Items from a figure collection
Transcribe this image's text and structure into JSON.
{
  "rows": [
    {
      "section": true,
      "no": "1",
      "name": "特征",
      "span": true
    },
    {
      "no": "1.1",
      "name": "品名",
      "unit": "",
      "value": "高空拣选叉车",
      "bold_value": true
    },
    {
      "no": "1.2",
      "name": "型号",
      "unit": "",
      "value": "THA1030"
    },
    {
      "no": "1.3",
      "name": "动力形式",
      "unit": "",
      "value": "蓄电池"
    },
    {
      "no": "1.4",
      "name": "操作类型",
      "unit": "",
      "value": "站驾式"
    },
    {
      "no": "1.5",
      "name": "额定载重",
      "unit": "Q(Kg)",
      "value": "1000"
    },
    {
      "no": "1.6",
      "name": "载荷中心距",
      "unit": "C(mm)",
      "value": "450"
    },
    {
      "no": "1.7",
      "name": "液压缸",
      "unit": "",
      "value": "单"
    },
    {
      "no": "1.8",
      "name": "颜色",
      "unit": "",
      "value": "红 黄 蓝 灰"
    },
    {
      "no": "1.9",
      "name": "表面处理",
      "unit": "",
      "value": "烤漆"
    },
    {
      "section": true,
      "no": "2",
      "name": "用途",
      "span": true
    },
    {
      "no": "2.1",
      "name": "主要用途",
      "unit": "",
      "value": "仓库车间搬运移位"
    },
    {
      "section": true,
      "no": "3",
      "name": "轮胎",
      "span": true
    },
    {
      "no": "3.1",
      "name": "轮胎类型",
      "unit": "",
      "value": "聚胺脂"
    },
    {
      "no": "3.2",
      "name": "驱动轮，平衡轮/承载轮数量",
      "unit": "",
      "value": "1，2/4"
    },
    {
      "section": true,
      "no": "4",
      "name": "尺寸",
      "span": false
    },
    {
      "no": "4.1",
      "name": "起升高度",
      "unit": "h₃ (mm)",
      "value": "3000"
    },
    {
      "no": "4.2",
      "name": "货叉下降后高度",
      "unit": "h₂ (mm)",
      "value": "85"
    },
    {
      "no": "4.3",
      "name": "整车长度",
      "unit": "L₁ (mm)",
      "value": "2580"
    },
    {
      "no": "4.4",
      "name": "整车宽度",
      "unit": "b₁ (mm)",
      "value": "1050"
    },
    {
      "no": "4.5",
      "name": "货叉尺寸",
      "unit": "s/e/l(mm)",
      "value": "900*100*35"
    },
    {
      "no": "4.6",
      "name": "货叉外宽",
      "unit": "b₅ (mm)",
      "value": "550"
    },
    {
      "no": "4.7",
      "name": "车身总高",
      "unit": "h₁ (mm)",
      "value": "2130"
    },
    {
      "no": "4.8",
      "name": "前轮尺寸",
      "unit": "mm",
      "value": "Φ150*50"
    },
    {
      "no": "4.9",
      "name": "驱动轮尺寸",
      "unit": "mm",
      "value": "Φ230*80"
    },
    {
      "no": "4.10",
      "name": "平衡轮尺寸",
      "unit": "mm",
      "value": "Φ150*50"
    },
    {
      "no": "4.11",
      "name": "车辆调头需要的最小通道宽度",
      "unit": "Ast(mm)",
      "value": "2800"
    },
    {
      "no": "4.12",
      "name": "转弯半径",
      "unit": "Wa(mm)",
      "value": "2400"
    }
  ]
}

WHAT YOU HAVE TO DO
Write out the entries in full, exactly as given.

EXERCISE SOLUTION
Transcribe this image's text and structure into JSON.
{
  "rows": [
    {
      "section": true,
      "no": "1",
      "name": "特征",
      "span": true
    },
    {
      "no": "1.1",
      "name": "品名",
      "unit": "",
      "value": "高空拣选叉车",
      "bold_value": true
    },
    {
      "no": "1.2",
      "name": "型号",
      "unit": "",
      "value": "THA1030"
    },
    {
      "no": "1.3",
      "name": "动力形式",
      "unit": "",
      "value": "蓄电池"
    },
    {
      "no": "1.4",
      "name": "操作类型",
      "unit": "",
      "value": "站驾式"
    },
    {
      "no": "1.5",
      "name": "额定载重",
      "unit": "Q(Kg)",
      "value": "1000"
    },
    {
      "no": "1.6",
      "name": "载荷中心距",
      "unit": "C(mm)",
      "value": "450"
    },
    {
      "no": "1.7",
      "name": "液压缸",
      "unit": "",
      "value": "单"
    },
    {
      "no": "1.8",
      "name": "颜色",
      "unit": "",
      "value": "红 黄 蓝 灰"
    },
    {
      "no": "1.9",
      "name": "表面处理",
      "unit": "",
      "value": "烤漆"
    },
    {
      "section": true,
      "no": "2",
      "name": "用途",
      "span": true
    },
    {
      "no": "2.1",
      "name": "主要用途",
      "unit": "",
      "value": "仓库车间搬运移位"
    },
    {
      "section": true,
      "no": "3",
      "name": "轮胎",
      "span": true
    },
    {
      "no": "3.1",
      "name": "轮胎类型",
      "unit": "",
      "value": "聚胺脂"
    },
    {
      "no": "3.2",
      "name": "驱动轮，平衡轮/承载轮数量",
      "unit": "",
      "value": "1，2/4"
    },
    {
      "section": true,
      "no": "4",
      "name": "尺寸",
      "span": false
    },
    {
      "no": "4.1",
      "name": "起升高度",
      "unit": "h₃ (mm)",
      "value": "3000"
    },
    {
      "no": "4.2",
      "name": "货叉下降后高度",
      "unit": "h₂ (mm)",
      "value": "85"
    },
    {
      "no": "4.3",
      "name": "整车长度",
      "unit": "L₁ (mm)",
      "value": "2580"
    },
    {
      "no": "4.4",
      "name": "整车宽度",
      "unit": "b₁ (mm)",
      "value": "1050"
    },
    {
      "no": "4.5",
      "name": "货叉尺寸",
      "unit": "s/e/l(mm)",
      "value": "900*100*35"
    },
    {
      "no": "4.6",
      "name": "货叉外宽",
      "unit": "b₅ (mm)",
      "value": "550"
    },
    {
      "no": "4.7",
      "name": "车身总高",
      "unit": "h₁ (mm)",
      "value": "2130"
    },
    {
      "no": "4.8",
      "name": "前轮尺寸",
      "unit": "mm",
      "value": "Φ150*50"
    },
    {
      "no": "4.9",
      "name": "驱动轮尺寸",
      "unit": "mm",
      "value": "Φ230*80"
    },
    {
      "no": "4.10",
      "name": "平衡轮尺寸",
      "unit": "mm",
      "value": "Φ150*50"
    },
    {
      "no": "4.11",
      "name": "车辆调头需要的最小通道宽度",
      "unit": "Ast(mm)",
      "value": "2800"
    },
    {
      "no": "4.12",
      "name": "转弯半径",
      "unit": "Wa(mm)",
      "value": "2400"
    }
  ]
}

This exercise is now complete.